» **What this task involves**
The pictures do not go in the copy. Reproduce the rest of the entries exactly.

[Page content transcription data]
▬▬▬▬▬▬

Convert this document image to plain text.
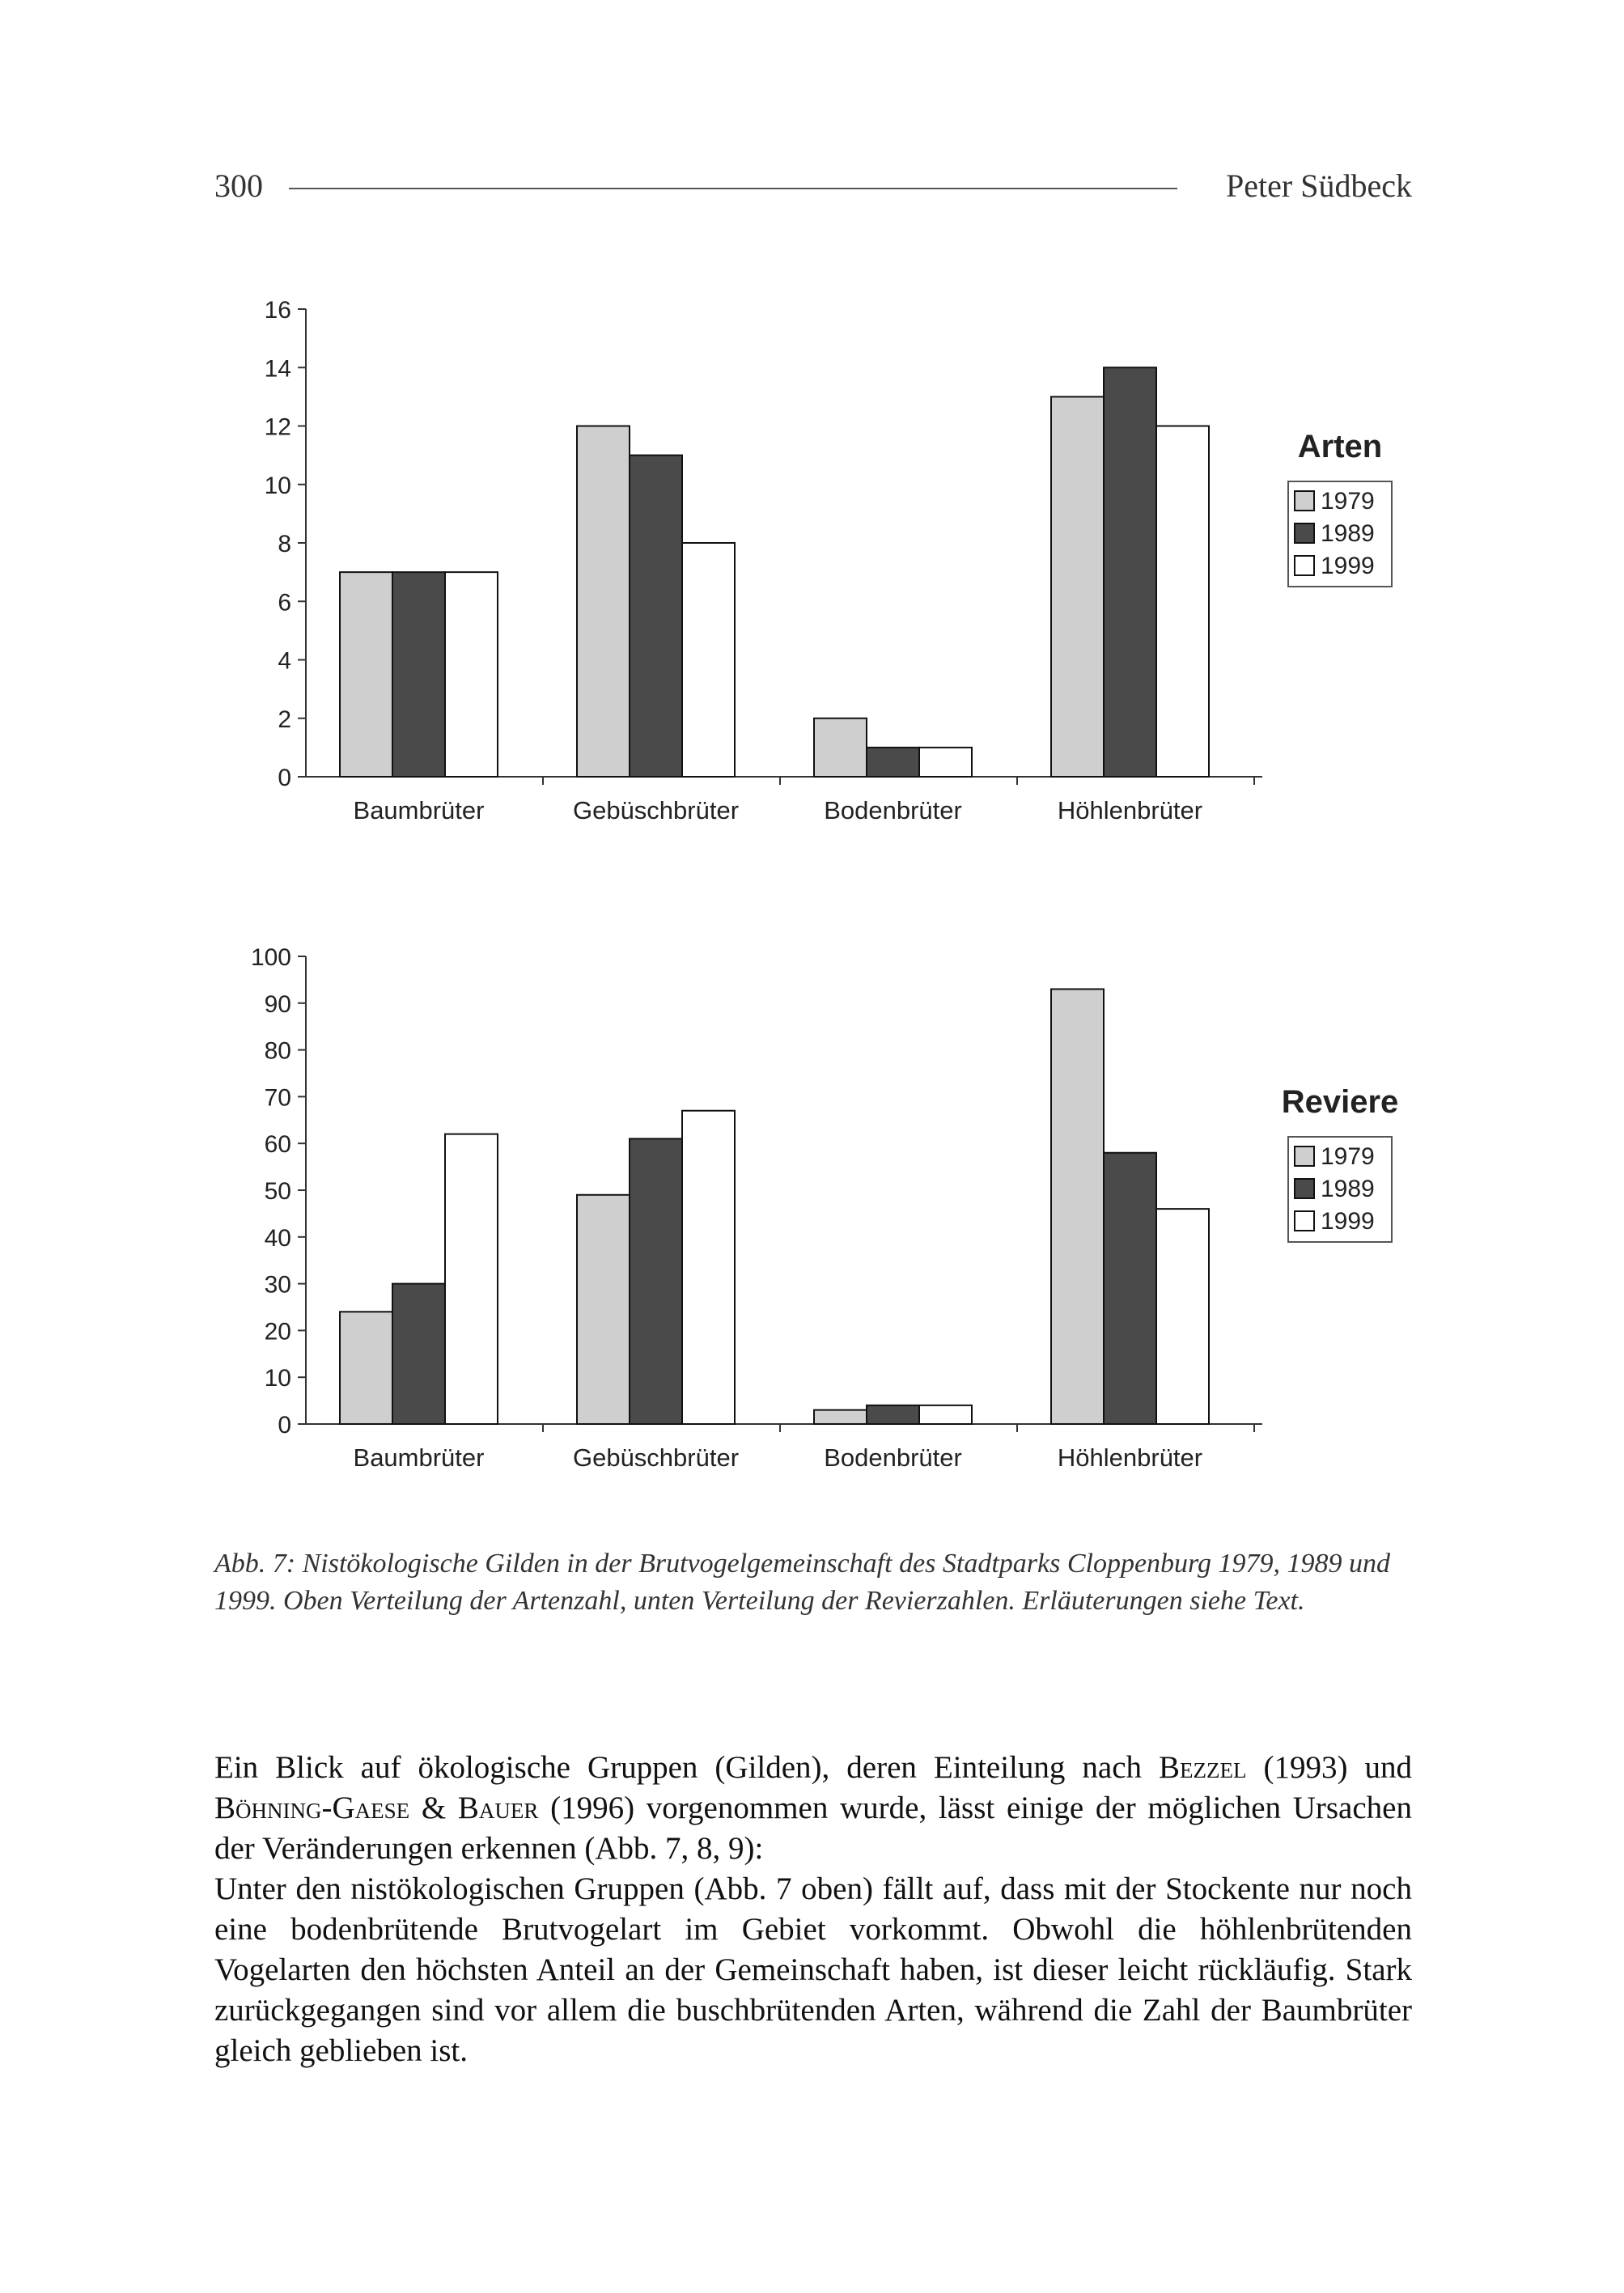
300	Peter Südbeck
0
2
4
6
8
10
12
14
16
Baumbrüter	Gebüschbrüter	Bodenbrüter	Höhlenbrüter
Arten
1979
1989
1999
0
10
20
30
40
50
60
70
80
90
100
Baumbrüter	Gebüschbrüter	Bodenbrüter	Höhlenbrüter
Reviere
1979
1989
1999
Abb. 7: Nistökologische Gilden in der Brutvogelgemeinschaft des Stadtparks Cloppenburg 1979, 1989 und 1999. Oben Verteilung der Artenzahl, unten Verteilung der Revierzahlen. Erläuterungen siehe Text.

Ein Blick auf ökologische Gruppen (Gilden), deren Einteilung nach Bezzel (1993) und Böhning-Gaese & Bauer (1996) vorgenommen wurde, lässt einige der möglichen Ursachen der Veränderungen erkennen (Abb. 7, 8, 9):

Unter den nistökologischen Gruppen (Abb. 7 oben) fällt auf, dass mit der Stockente nur noch eine bodenbrütende Brutvogelart im Gebiet vorkommt. Obwohl die höhlenbrütenden Vogelarten den höchsten Anteil an der Gemeinschaft haben, ist dieser leicht rückläufig. Stark zurückgegangen sind vor allem die buschbrütenden Arten, während die Zahl der Baumbrüter gleich geblieben ist.
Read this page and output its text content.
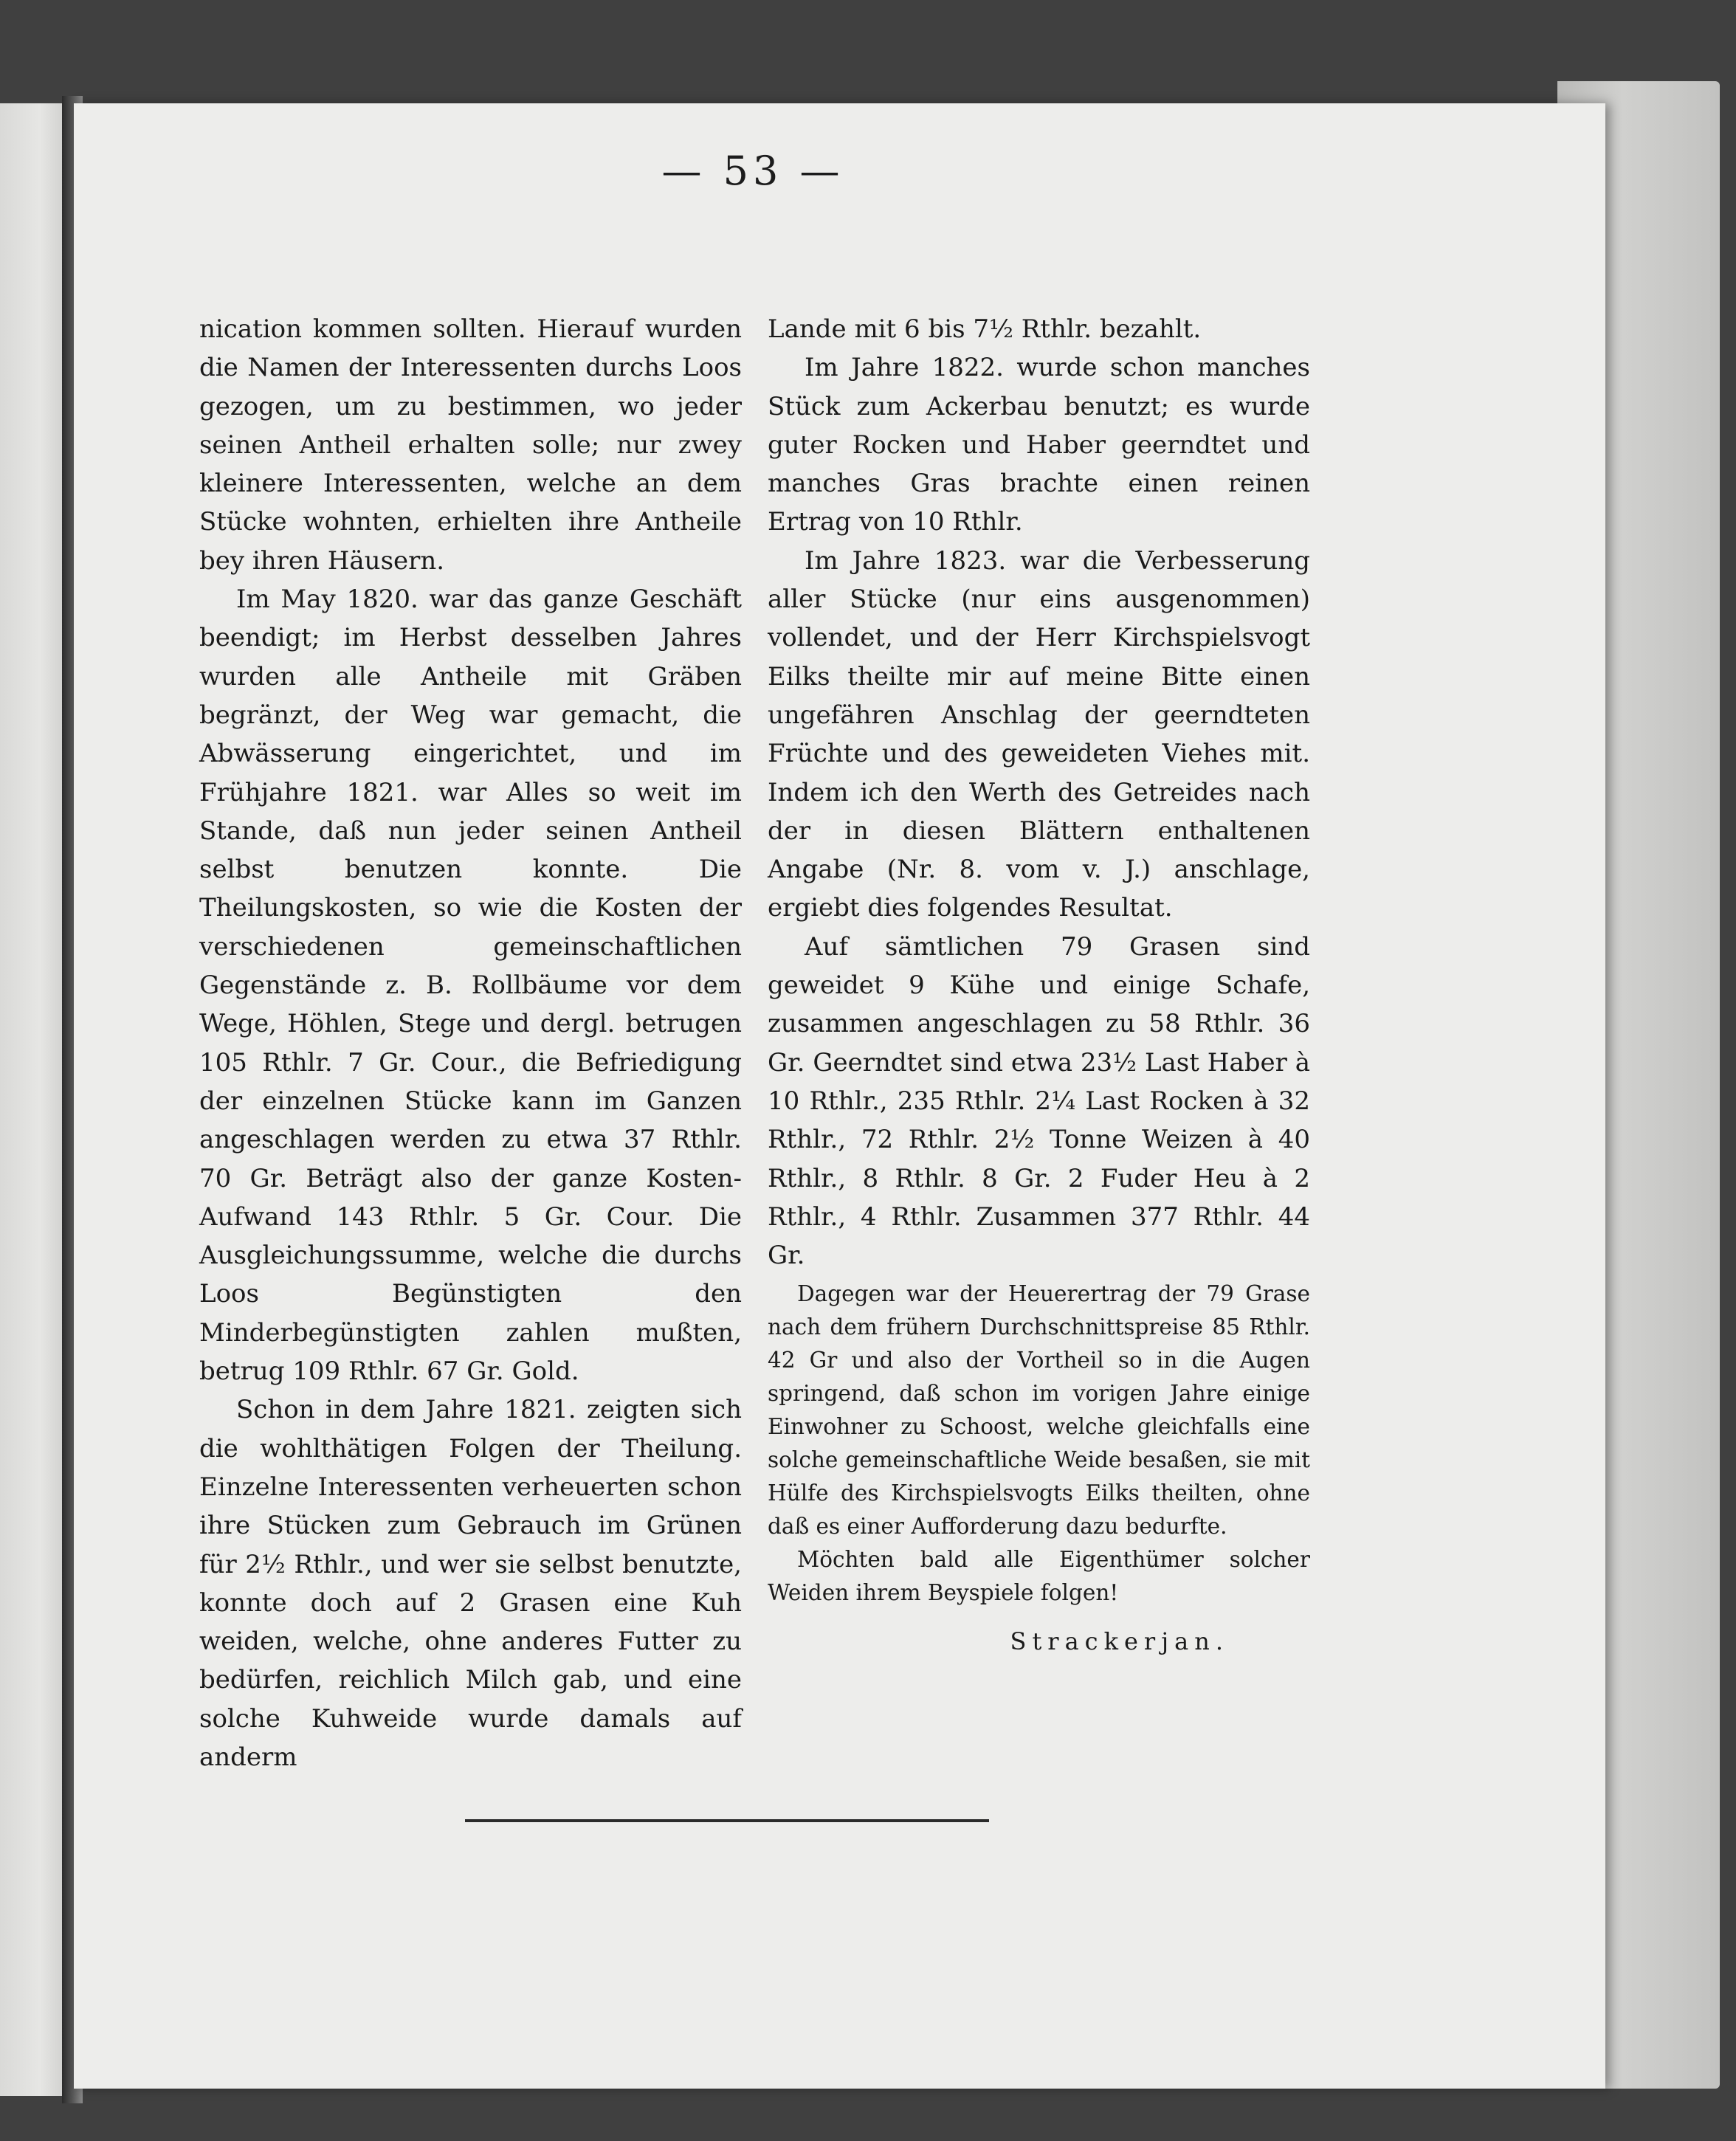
— 53 —

nication kommen sollten. Hierauf wurden die Namen der Interessenten durchs Loos gezogen, um zu bestimmen, wo jeder seinen Antheil erhalten solle; nur zwey kleinere Interessenten, welche an dem Stücke wohnten, erhielten ihre Antheile bey ihren Häusern.

Im May 1820. war das ganze Geschäft beendigt; im Herbst desselben Jahres wurden alle Antheile mit Gräben begränzt, der Weg war gemacht, die Abwässerung eingerichtet, und im Frühjahre 1821. war Alles so weit im Stande, daß nun jeder seinen Antheil selbst benutzen konnte. Die Theilungskosten, so wie die Kosten der verschiedenen gemeinschaftlichen Gegenstände z. B. Rollbäume vor dem Wege, Höhlen, Stege und dergl. betrugen 105 Rthlr. 7 Gr. Cour., die Befriedigung der einzelnen Stücke kann im Ganzen angeschlagen werden zu etwa 37 Rthlr. 70 Gr. Beträgt also der ganze Kosten-Aufwand 143 Rthlr. 5 Gr. Cour. Die Ausgleichungssumme, welche die durchs Loos Begünstigten den Minderbegünstigten zahlen mußten, betrug 109 Rthlr. 67 Gr. Gold.

Schon in dem Jahre 1821. zeigten sich die wohlthätigen Folgen der Theilung. Einzelne Interessenten verheuerten schon ihre Stücken zum Gebrauch im Grünen für 2½ Rthlr., und wer sie selbst benutzte, konnte doch auf 2 Grasen eine Kuh weiden, welche, ohne anderes Futter zu bedürfen, reichlich Milch gab, und eine solche Kuhweide wurde damals auf anderm

Lande mit 6 bis 7½ Rthlr. bezahlt.

Im Jahre 1822. wurde schon manches Stück zum Ackerbau benutzt; es wurde guter Rocken und Haber geerndtet und manches Gras brachte einen reinen Ertrag von 10 Rthlr.

Im Jahre 1823. war die Verbesserung aller Stücke (nur eins ausgenommen) vollendet, und der Herr Kirchspielsvogt Eilks theilte mir auf meine Bitte einen ungefähren Anschlag der geerndteten Früchte und des geweideten Viehes mit. Indem ich den Werth des Getreides nach der in diesen Blättern enthaltenen Angabe (Nr. 8. vom v. J.) anschlage, ergiebt dies folgendes Resultat.

Auf sämtlichen 79 Grasen sind geweidet 9 Kühe und einige Schafe, zusammen angeschlagen zu 58 Rthlr. 36 Gr. Geerndtet sind etwa 23½ Last Haber à 10 Rthlr., 235 Rthlr. 2¼ Last Rocken à 32 Rthlr., 72 Rthlr. 2½ Tonne Weizen à 40 Rthlr., 8 Rthlr. 8 Gr. 2 Fuder Heu à 2 Rthlr., 4 Rthlr. Zusammen 377 Rthlr. 44 Gr.

Dagegen war der Heuerertrag der 79 Grase nach dem frühern Durchschnittspreise 85 Rthlr. 42 Gr und also der Vortheil so in die Augen springend, daß schon im vorigen Jahre einige Einwohner zu Schoost, welche gleichfalls eine solche gemeinschaftliche Weide besaßen, sie mit Hülfe des Kirchspielsvogts Eilks theilten, ohne daß es einer Aufforderung dazu bedurfte.

Möchten bald alle Eigenthümer solcher Weiden ihrem Beyspiele folgen!

Strackerjan.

▬▬▬▬▬▬

» **Response to this task**
Convert this document image to plain text.
300	Peter Südbeck
0
2
4
6
8
10
12
14
16
Baumbrüter	Gebüschbrüter	Bodenbrüter	Höhlenbrüter
Arten
1979
1989
1999
0
10
20
30
40
50
60
70
80
90
100
Baumbrüter	Gebüschbrüter	Bodenbrüter	Höhlenbrüter
Reviere
1979
1989
1999
Abb. 7: Nistökologische Gilden in der Brutvogelgemeinschaft des Stadtparks Cloppenburg 1979, 1989 und 1999. Oben Verteilung der Artenzahl, unten Verteilung der Revierzahlen. Erläuterungen siehe Text.

Ein Blick auf ökologische Gruppen (Gilden), deren Einteilung nach Bezzel (1993) und Böhning-Gaese & Bauer (1996) vorgenommen wurde, lässt einige der möglichen Ursachen der Veränderungen erkennen (Abb. 7, 8, 9):

Unter den nistökologischen Gruppen (Abb. 7 oben) fällt auf, dass mit der Stockente nur noch eine bodenbrütende Brutvogelart im Gebiet vorkommt. Obwohl die höhlenbrütenden Vogelarten den höchsten Anteil an der Gemeinschaft haben, ist dieser leicht rückläufig. Stark zurückgegangen sind vor allem die buschbrütenden Arten, während die Zahl der Baumbrüter gleich geblieben ist.
Read this page and output its text content.
— 53 —

nication kommen sollten. Hierauf wurden die Namen der Interessenten durchs Loos gezogen, um zu bestimmen, wo jeder seinen Antheil erhalten solle; nur zwey kleinere Interessenten, welche an dem Stücke wohnten, erhielten ihre Antheile bey ihren Häusern.

Im May 1820. war das ganze Geschäft beendigt; im Herbst desselben Jahres wurden alle Antheile mit Gräben begränzt, der Weg war gemacht, die Abwässerung eingerichtet, und im Frühjahre 1821. war Alles so weit im Stande, daß nun jeder seinen Antheil selbst benutzen konnte. Die Theilungskosten, so wie die Kosten der verschiedenen gemeinschaftlichen Gegenstände z. B. Rollbäume vor dem Wege, Höhlen, Stege und dergl. betrugen 105 Rthlr. 7 Gr. Cour., die Befriedigung der einzelnen Stücke kann im Ganzen angeschlagen werden zu etwa 37 Rthlr. 70 Gr. Beträgt also der ganze Kosten-Aufwand 143 Rthlr. 5 Gr. Cour. Die Ausgleichungssumme, welche die durchs Loos Begünstigten den Minderbegünstigten zahlen mußten, betrug 109 Rthlr. 67 Gr. Gold.

Schon in dem Jahre 1821. zeigten sich die wohlthätigen Folgen der Theilung. Einzelne Interessenten verheuerten schon ihre Stücken zum Gebrauch im Grünen für 2½ Rthlr., und wer sie selbst benutzte, konnte doch auf 2 Grasen eine Kuh weiden, welche, ohne anderes Futter zu bedürfen, reichlich Milch gab, und eine solche Kuhweide wurde damals auf anderm

Lande mit 6 bis 7½ Rthlr. bezahlt.

Im Jahre 1822. wurde schon manches Stück zum Ackerbau benutzt; es wurde guter Rocken und Haber geerndtet und manches Gras brachte einen reinen Ertrag von 10 Rthlr.

Im Jahre 1823. war die Verbesserung aller Stücke (nur eins ausgenommen) vollendet, und der Herr Kirchspielsvogt Eilks theilte mir auf meine Bitte einen ungefähren Anschlag der geerndteten Früchte und des geweideten Viehes mit. Indem ich den Werth des Getreides nach der in diesen Blättern enthaltenen Angabe (Nr. 8. vom v. J.) anschlage, ergiebt dies folgendes Resultat.

Auf sämtlichen 79 Grasen sind geweidet 9 Kühe und einige Schafe, zusammen angeschlagen zu 58 Rthlr. 36 Gr. Geerndtet sind etwa 23½ Last Haber à 10 Rthlr., 235 Rthlr. 2¼ Last Rocken à 32 Rthlr., 72 Rthlr. 2½ Tonne Weizen à 40 Rthlr., 8 Rthlr. 8 Gr. 2 Fuder Heu à 2 Rthlr., 4 Rthlr. Zusammen 377 Rthlr. 44 Gr.

Dagegen war der Heuerertrag der 79 Grase nach dem frühern Durchschnittspreise 85 Rthlr. 42 Gr und also der Vortheil so in die Augen springend, daß schon im vorigen Jahre einige Einwohner zu Schoost, welche gleichfalls eine solche gemeinschaftliche Weide besaßen, sie mit Hülfe des Kirchspielsvogts Eilks theilten, ohne daß es einer Aufforderung dazu bedurfte.

Möchten bald alle Eigenthümer solcher Weiden ihrem Beyspiele folgen!

Strackerjan.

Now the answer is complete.